TO BE DONE → Please retype the records below exactly, leaving out any pictures.

TASK INPUTS →
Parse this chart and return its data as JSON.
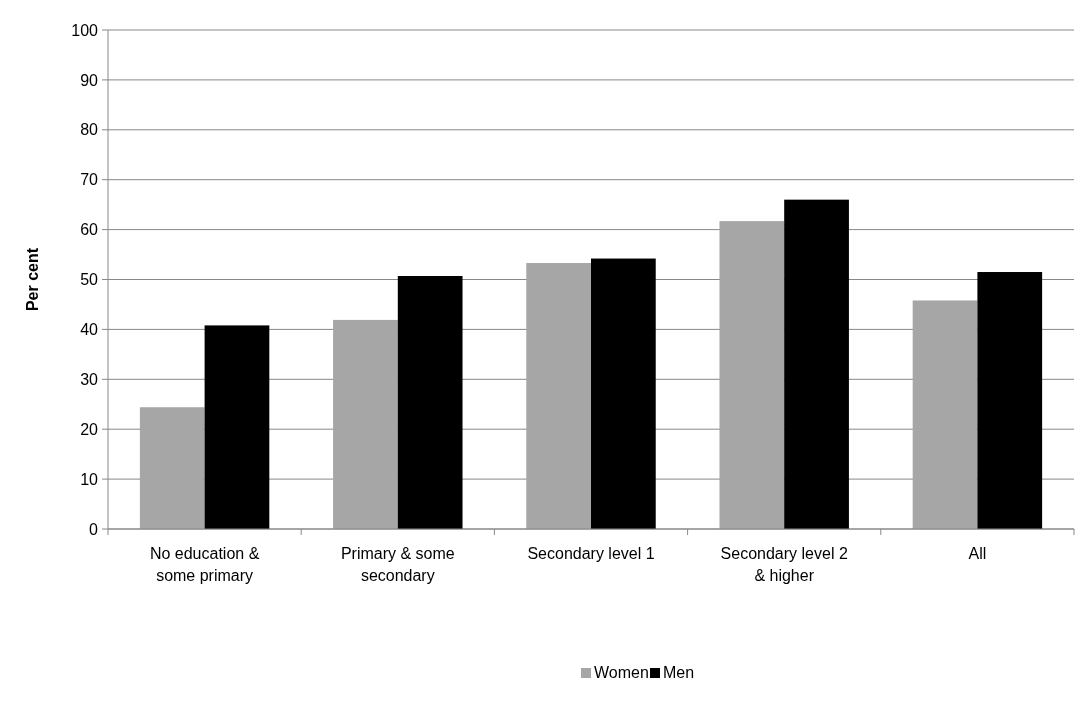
{
  "chart_data": {
    "type": "bar",
    "ylabel": "Per cent",
    "categories": [
      "No education & some primary",
      "Primary & some secondary",
      "Secondary level 1",
      "Secondary level 2 & higher",
      "All"
    ],
    "series": [
      {
        "name": "Women",
        "color": "#a6a6a6",
        "values": [
          24.4,
          41.9,
          53.3,
          61.7,
          45.8
        ]
      },
      {
        "name": "Men",
        "color": "#000000",
        "values": [
          40.8,
          50.7,
          54.2,
          66.0,
          51.5
        ]
      }
    ],
    "ylim": [
      0,
      100
    ],
    "yticks": [
      0,
      10,
      20,
      30,
      40,
      50,
      60,
      70,
      80,
      90,
      100
    ],
    "grid": "y",
    "legend": "bottom"
  }
}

ANSWER FOR THIS EXERCISE →
Parse this chart and return its data as JSON.
{
  "chart_data": {
    "type": "bar",
    "ylabel": "Per cent",
    "categories": [
      "No education & some primary",
      "Primary & some secondary",
      "Secondary level 1",
      "Secondary level 2 & higher",
      "All"
    ],
    "series": [
      {
        "name": "Women",
        "color": "#a6a6a6",
        "values": [
          24.4,
          41.9,
          53.3,
          61.7,
          45.8
        ]
      },
      {
        "name": "Men",
        "color": "#000000",
        "values": [
          40.8,
          50.7,
          54.2,
          66.0,
          51.5
        ]
      }
    ],
    "ylim": [
      0,
      100
    ],
    "yticks": [
      0,
      10,
      20,
      30,
      40,
      50,
      60,
      70,
      80,
      90,
      100
    ],
    "grid": "y",
    "legend": "bottom"
  }
}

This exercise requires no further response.